WRITTEN TASK: Express every line of the records below as a Markdown table with the columns "Row" and "Line," numbering the rows in order and leaving out any blank lines.

(Annotated region listings)
---*---

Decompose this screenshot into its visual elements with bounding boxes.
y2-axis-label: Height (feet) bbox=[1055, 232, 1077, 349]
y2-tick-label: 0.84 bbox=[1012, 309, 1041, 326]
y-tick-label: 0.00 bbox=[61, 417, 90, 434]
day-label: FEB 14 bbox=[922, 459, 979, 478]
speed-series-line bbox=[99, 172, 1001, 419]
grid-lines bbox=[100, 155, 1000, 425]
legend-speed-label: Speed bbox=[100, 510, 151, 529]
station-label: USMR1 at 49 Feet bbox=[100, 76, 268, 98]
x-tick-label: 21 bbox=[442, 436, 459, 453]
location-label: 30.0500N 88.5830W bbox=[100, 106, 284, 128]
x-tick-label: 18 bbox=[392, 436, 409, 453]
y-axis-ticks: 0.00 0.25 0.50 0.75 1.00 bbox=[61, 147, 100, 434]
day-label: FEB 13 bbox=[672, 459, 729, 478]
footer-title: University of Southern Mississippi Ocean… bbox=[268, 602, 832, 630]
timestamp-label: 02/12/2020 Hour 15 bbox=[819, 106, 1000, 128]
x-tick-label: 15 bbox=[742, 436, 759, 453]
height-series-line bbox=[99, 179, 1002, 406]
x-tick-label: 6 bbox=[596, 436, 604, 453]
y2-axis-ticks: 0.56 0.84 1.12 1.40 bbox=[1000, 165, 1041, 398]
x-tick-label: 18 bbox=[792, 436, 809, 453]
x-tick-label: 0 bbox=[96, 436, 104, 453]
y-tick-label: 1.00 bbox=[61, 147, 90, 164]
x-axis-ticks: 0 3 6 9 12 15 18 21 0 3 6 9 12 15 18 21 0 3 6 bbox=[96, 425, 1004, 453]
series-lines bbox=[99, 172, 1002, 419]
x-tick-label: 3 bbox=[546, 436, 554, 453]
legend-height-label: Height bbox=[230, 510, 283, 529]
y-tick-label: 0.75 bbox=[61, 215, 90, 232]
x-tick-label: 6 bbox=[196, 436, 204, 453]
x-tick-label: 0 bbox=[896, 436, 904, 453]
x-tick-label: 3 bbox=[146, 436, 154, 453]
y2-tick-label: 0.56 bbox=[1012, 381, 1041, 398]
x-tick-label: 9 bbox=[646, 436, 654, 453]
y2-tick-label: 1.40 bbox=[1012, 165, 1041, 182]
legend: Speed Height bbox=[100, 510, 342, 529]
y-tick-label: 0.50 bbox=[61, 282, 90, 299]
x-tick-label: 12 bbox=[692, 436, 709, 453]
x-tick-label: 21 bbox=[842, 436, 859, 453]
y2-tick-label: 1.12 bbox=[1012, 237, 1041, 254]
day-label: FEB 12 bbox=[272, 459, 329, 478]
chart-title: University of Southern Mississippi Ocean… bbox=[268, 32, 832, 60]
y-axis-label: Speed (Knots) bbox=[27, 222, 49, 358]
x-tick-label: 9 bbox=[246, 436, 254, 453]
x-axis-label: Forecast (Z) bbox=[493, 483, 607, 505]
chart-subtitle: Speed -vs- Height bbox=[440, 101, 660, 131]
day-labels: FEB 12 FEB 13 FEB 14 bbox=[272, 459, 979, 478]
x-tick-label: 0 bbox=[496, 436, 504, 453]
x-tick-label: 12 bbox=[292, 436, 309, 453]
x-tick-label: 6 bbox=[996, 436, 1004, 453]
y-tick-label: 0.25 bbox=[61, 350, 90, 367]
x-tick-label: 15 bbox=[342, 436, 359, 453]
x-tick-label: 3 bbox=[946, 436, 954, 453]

---*---

RESULT:
| Row | Line |
|---|---|
| 1 | Decompose this screenshot into its visual elements with bounding boxes. |
| 2 | y2-axis-label: Height (feet) bbox=[1055, 232, 1077, 349] |
| 3 | y2-tick-label: 0.84 bbox=[1012, 309, 1041, 326] |
| 4 | y-tick-label: 0.00 bbox=[61, 417, 90, 434] |
| 5 | day-label: FEB 14 bbox=[922, 459, 979, 478] |
| 6 | speed-series-line bbox=[99, 172, 1001, 419] |
| 7 | grid-lines bbox=[100, 155, 1000, 425] |
| 8 | legend-speed-label: Speed bbox=[100, 510, 151, 529] |
| 9 | station-label: USMR1 at 49 Feet bbox=[100, 76, 268, 98] |
| 10 | x-tick-label: 21 bbox=[442, 436, 459, 453] |
| 11 | location-label: 30.0500N 88.5830W bbox=[100, 106, 284, 128] |
| 12 | x-tick-label: 18 bbox=[392, 436, 409, 453] |
| 13 | y-axis-ticks: 0.00 0.25 0.50 0.75 1.00 bbox=[61, 147, 100, 434] |
| 14 | day-label: FEB 13 bbox=[672, 459, 729, 478] |
| 15 | footer-title: University of Southern Mississippi Ocean… bbox=[268, 602, 832, 630] |
| 16 | timestamp-label: 02/12/2020 Hour 15 bbox=[819, 106, 1000, 128] |
| 17 | x-tick-label: 15 bbox=[742, 436, 759, 453] |
| 18 | height-series-line bbox=[99, 179, 1002, 406] |
| 19 | x-tick-label: 6 bbox=[596, 436, 604, 453] |
| 20 | y2-axis-ticks: 0.56 0.84 1.12 1.40 bbox=[1000, 165, 1041, 398] |
| 21 | x-tick-label: 18 bbox=[792, 436, 809, 453] |
| 22 | x-tick-label: 0 bbox=[96, 436, 104, 453] |
| 23 | y-tick-label: 1.00 bbox=[61, 147, 90, 164] |
| 24 | x-axis-ticks: 0 3 6 9 12 15 18 21 0 3 6 9 12 15 18 21 0 3 6 bbox=[96, 425, 1004, 453] |
| 25 | series-lines bbox=[99, 172, 1002, 419] |
| 26 | x-tick-label: 3 bbox=[546, 436, 554, 453] |
| 27 | legend-height-label: Height bbox=[230, 510, 283, 529] |
| 28 | y-tick-label: 0.75 bbox=[61, 215, 90, 232] |
| 29 | x-tick-label: 6 bbox=[196, 436, 204, 453] |
| 30 | x-tick-label: 0 bbox=[896, 436, 904, 453] |
| 31 | x-tick-label: 3 bbox=[146, 436, 154, 453] |
| 32 | y2-tick-label: 0.56 bbox=[1012, 381, 1041, 398] |
| 33 | x-tick-label: 9 bbox=[646, 436, 654, 453] |
| 34 | y2-tick-label: 1.40 bbox=[1012, 165, 1041, 182] |
| 35 | legend: Speed Height bbox=[100, 510, 342, 529] |
| 36 | y-tick-label: 0.50 bbox=[61, 282, 90, 299] |
| 37 | x-tick-label: 12 bbox=[692, 436, 709, 453] |
| 38 | x-tick-label: 21 bbox=[842, 436, 859, 453] |
| 39 | y2-tick-label: 1.12 bbox=[1012, 237, 1041, 254] |
| 40 | day-label: FEB 12 bbox=[272, 459, 329, 478] |
| 41 | chart-title: University of Southern Mississippi Ocean… bbox=[268, 32, 832, 60] |
| 42 | y-axis-label: Speed (Knots) bbox=[27, 222, 49, 358] |
| 43 | x-tick-label: 9 bbox=[246, 436, 254, 453] |
| 44 | x-axis-label: Forecast (Z) bbox=[493, 483, 607, 505] |
| 45 | chart-subtitle: Speed -vs- Height bbox=[440, 101, 660, 131] |
| 46 | day-labels: FEB 12 FEB 13 FEB 14 bbox=[272, 459, 979, 478] |
| 47 | x-tick-label: 0 bbox=[496, 436, 504, 453] |
| 48 | x-tick-label: 12 bbox=[292, 436, 309, 453] |
| 49 | x-tick-label: 6 bbox=[996, 436, 1004, 453] |
| 50 | y-tick-label: 0.25 bbox=[61, 350, 90, 367] |
| 51 | x-tick-label: 15 bbox=[342, 436, 359, 453] |
| 52 | x-tick-label: 3 bbox=[946, 436, 954, 453] |